» GOAL:
Scan the material and copy every line in which "Northern" appears.

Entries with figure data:

— begin —

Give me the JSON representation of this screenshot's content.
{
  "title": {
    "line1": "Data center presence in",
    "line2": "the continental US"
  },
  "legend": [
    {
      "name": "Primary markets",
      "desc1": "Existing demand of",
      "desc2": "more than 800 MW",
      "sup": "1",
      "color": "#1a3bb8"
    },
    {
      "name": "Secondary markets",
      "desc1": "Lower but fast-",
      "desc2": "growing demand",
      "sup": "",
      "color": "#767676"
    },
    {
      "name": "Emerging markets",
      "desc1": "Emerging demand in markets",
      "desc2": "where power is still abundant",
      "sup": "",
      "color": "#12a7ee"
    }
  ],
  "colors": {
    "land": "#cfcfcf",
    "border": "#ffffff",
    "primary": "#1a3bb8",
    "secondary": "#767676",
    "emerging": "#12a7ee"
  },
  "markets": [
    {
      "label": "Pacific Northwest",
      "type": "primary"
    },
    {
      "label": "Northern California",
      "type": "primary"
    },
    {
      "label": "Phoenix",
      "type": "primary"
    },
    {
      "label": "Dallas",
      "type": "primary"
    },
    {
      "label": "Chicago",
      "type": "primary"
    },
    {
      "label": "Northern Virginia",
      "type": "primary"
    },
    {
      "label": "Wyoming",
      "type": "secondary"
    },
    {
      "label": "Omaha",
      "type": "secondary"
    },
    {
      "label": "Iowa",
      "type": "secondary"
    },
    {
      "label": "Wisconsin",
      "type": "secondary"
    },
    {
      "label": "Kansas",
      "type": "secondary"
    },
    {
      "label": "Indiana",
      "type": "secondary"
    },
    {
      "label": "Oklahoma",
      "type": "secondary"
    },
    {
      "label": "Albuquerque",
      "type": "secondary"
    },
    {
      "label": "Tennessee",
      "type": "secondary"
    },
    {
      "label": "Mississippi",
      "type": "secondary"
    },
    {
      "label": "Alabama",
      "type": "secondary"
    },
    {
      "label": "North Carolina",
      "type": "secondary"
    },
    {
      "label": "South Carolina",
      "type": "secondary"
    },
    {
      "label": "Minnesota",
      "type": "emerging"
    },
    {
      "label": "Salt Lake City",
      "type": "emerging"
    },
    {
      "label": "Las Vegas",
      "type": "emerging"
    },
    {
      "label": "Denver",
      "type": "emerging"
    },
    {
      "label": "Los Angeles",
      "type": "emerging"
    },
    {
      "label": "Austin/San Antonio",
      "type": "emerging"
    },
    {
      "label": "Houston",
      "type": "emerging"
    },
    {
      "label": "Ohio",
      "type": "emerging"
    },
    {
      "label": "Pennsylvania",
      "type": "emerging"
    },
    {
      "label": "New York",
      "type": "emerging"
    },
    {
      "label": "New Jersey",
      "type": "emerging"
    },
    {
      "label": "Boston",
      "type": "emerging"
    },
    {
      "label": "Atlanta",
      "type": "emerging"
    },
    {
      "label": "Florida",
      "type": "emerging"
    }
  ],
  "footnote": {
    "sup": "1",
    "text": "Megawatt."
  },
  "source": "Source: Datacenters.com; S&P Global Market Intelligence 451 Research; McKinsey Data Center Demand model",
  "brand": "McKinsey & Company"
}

— end —

» TASK RESULT:
      "label": "Northern California",
      "label": "Northern Virginia",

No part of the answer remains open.